• **Problem details**
Transcribe all the entries word for word, omitting any pictures they contain.

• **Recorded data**
========

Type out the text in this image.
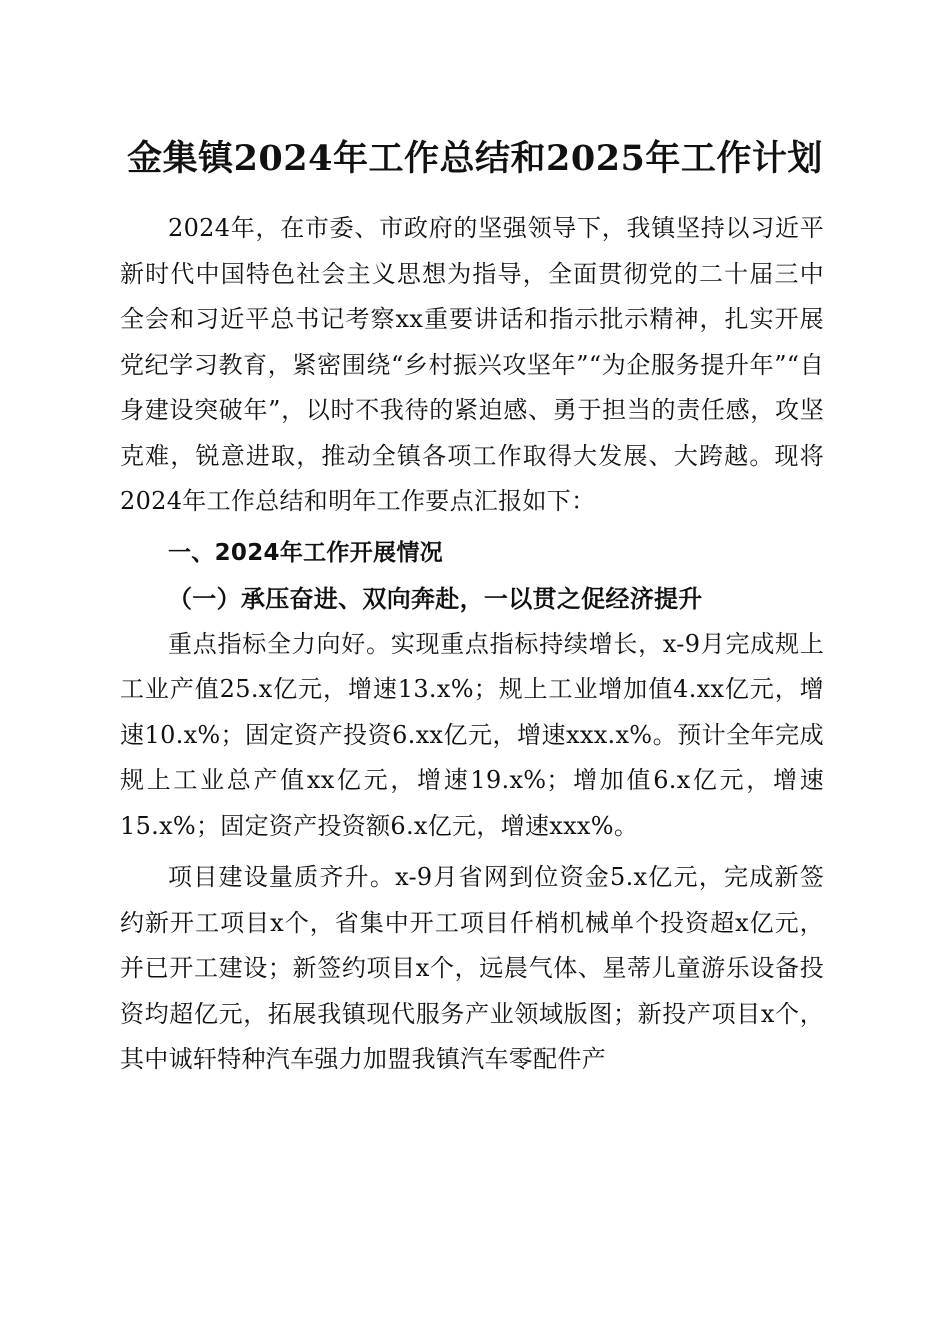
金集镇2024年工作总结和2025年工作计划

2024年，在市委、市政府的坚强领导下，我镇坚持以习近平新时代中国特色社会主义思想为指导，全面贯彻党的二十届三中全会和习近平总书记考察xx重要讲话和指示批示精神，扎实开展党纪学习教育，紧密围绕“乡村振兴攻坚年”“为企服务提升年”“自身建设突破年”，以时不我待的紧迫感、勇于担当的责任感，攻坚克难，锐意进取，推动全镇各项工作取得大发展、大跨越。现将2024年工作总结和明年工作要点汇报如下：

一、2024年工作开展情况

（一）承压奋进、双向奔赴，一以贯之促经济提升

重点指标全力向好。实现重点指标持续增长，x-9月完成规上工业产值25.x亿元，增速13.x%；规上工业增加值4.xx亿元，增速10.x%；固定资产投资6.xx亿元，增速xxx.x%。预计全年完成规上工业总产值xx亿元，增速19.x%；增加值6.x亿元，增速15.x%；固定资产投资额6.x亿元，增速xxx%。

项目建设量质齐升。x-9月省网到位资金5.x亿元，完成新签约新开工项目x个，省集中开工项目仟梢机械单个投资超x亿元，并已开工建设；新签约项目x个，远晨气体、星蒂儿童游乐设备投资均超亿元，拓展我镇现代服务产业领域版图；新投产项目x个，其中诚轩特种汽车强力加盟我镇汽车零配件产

========

• **Solution to this exercise**
Type out the text in this image.
金集镇2024年工作总结和2025年工作计划

2024年，在市委、市政府的坚强领导下，我镇坚持以习近平新时代中国特色社会主义思想为指导，全面贯彻党的二十届三中全会和习近平总书记考察xx重要讲话和指示批示精神，扎实开展党纪学习教育，紧密围绕“乡村振兴攻坚年”“为企服务提升年”“自身建设突破年”，以时不我待的紧迫感、勇于担当的责任感，攻坚克难，锐意进取，推动全镇各项工作取得大发展、大跨越。现将2024年工作总结和明年工作要点汇报如下：

一、2024年工作开展情况

（一）承压奋进、双向奔赴，一以贯之促经济提升

重点指标全力向好。实现重点指标持续增长，x-9月完成规上工业产值25.x亿元，增速13.x%；规上工业增加值4.xx亿元，增速10.x%；固定资产投资6.xx亿元，增速xxx.x%。预计全年完成规上工业总产值xx亿元，增速19.x%；增加值6.x亿元，增速15.x%；固定资产投资额6.x亿元，增速xxx%。

项目建设量质齐升。x-9月省网到位资金5.x亿元，完成新签约新开工项目x个，省集中开工项目仟梢机械单个投资超x亿元，并已开工建设；新签约项目x个，远晨气体、星蒂儿童游乐设备投资均超亿元，拓展我镇现代服务产业领域版图；新投产项目x个，其中诚轩特种汽车强力加盟我镇汽车零配件产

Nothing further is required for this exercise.